▸ **Problem details**
Copy the data precisely, keeping every character.
Begin Dataset entries
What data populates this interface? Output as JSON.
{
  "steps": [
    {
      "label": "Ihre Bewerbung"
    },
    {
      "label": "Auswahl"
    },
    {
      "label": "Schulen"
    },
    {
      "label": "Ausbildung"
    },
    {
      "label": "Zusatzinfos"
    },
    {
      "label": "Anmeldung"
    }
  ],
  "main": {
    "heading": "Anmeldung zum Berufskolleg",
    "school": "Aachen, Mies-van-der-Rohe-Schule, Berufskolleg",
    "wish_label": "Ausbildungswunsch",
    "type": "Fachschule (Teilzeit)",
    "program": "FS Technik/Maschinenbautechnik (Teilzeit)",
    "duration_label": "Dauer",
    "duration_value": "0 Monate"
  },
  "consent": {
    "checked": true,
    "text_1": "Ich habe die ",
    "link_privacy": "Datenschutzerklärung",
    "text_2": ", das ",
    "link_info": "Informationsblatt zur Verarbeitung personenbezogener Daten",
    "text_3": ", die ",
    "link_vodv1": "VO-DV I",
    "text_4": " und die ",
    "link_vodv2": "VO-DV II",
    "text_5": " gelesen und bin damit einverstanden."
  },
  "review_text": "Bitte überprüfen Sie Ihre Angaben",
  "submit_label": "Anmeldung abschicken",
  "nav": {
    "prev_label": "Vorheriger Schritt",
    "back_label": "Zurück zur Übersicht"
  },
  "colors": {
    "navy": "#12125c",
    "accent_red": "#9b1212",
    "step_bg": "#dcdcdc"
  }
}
End Dataset entries
▸ **In response**
What data populates this interface? Output as JSON.
{
  "steps": [
    {
      "label": "Ihre Bewerbung"
    },
    {
      "label": "Auswahl"
    },
    {
      "label": "Schulen"
    },
    {
      "label": "Ausbildung"
    },
    {
      "label": "Zusatzinfos"
    },
    {
      "label": "Anmeldung"
    }
  ],
  "main": {
    "heading": "Anmeldung zum Berufskolleg",
    "school": "Aachen, Mies-van-der-Rohe-Schule, Berufskolleg",
    "wish_label": "Ausbildungswunsch",
    "type": "Fachschule (Teilzeit)",
    "program": "FS Technik/Maschinenbautechnik (Teilzeit)",
    "duration_label": "Dauer",
    "duration_value": "0 Monate"
  },
  "consent": {
    "checked": true,
    "text_1": "Ich habe die ",
    "link_privacy": "Datenschutzerklärung",
    "text_2": ", das ",
    "link_info": "Informationsblatt zur Verarbeitung personenbezogener Daten",
    "text_3": ", die ",
    "link_vodv1": "VO-DV I",
    "text_4": " und die ",
    "link_vodv2": "VO-DV II",
    "text_5": " gelesen und bin damit einverstanden."
  },
  "review_text": "Bitte überprüfen Sie Ihre Angaben",
  "submit_label": "Anmeldung abschicken",
  "nav": {
    "prev_label": "Vorheriger Schritt",
    "back_label": "Zurück zur Übersicht"
  },
  "colors": {
    "navy": "#12125c",
    "accent_red": "#9b1212",
    "step_bg": "#dcdcdc"
  }
}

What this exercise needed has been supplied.